╭─ Data provided
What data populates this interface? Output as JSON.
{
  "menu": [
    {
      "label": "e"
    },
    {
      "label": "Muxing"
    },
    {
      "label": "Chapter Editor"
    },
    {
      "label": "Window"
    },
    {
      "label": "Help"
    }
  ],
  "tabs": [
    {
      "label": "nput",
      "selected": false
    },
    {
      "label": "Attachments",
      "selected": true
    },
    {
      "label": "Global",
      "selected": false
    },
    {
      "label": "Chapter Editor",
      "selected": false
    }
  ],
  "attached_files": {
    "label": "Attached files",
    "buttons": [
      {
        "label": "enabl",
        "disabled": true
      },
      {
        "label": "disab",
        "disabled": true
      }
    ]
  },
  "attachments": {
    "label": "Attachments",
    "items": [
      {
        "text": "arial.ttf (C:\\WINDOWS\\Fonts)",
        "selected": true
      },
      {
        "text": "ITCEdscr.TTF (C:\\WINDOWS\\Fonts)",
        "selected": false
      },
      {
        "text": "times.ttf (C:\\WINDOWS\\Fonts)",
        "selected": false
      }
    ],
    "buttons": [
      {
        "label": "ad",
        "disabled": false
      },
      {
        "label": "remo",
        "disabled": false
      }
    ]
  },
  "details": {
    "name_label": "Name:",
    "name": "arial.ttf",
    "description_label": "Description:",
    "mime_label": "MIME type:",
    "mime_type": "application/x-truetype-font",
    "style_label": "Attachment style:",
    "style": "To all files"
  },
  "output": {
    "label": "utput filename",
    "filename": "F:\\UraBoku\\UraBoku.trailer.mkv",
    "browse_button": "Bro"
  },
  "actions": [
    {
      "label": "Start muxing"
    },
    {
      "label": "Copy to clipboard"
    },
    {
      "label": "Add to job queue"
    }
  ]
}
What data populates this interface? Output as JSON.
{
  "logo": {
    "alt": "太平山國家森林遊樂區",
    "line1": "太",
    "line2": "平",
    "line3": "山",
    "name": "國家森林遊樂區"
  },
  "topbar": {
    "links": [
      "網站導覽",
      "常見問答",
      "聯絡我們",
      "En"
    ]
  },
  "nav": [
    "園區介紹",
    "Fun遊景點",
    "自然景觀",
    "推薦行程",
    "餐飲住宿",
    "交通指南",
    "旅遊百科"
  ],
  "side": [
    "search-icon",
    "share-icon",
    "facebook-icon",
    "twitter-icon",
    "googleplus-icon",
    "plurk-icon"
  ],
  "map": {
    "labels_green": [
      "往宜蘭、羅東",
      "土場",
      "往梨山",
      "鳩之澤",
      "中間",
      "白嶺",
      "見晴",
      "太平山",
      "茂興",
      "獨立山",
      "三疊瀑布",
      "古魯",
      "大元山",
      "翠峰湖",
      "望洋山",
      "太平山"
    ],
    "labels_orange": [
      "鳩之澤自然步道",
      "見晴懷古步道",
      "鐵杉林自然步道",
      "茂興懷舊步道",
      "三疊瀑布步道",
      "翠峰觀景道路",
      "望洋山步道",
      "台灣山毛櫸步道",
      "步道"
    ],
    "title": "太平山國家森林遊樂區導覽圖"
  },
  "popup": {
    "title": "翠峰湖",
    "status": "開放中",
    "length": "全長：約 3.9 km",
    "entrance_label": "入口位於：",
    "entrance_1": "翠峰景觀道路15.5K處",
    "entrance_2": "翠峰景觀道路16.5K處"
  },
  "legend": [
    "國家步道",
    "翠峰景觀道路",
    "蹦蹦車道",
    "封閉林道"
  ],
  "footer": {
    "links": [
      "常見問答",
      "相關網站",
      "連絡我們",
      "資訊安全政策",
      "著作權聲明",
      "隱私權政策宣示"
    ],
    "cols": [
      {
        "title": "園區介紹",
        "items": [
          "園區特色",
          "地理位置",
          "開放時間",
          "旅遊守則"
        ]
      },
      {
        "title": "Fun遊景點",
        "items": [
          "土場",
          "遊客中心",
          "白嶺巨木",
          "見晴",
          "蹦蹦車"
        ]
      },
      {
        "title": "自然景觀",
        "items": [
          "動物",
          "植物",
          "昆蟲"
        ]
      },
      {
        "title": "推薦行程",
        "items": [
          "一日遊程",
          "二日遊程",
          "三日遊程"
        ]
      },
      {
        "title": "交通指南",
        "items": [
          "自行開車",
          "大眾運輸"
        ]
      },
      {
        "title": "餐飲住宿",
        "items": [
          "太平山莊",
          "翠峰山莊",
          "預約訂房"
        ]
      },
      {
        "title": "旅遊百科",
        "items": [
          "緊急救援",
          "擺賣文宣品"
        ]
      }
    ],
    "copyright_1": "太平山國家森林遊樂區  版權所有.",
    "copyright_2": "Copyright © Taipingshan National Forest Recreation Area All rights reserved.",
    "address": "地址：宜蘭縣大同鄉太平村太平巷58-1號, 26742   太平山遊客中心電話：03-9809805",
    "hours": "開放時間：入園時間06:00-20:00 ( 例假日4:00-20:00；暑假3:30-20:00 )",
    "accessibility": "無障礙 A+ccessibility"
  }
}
╰─
» **Description of the task**
Search the listing for the word "filename". Copy every line in which it occurs.

» **Finished task**
    "label": "utput filename",
    "filename": "F:\\UraBoku\\UraBoku.trailer.mkv",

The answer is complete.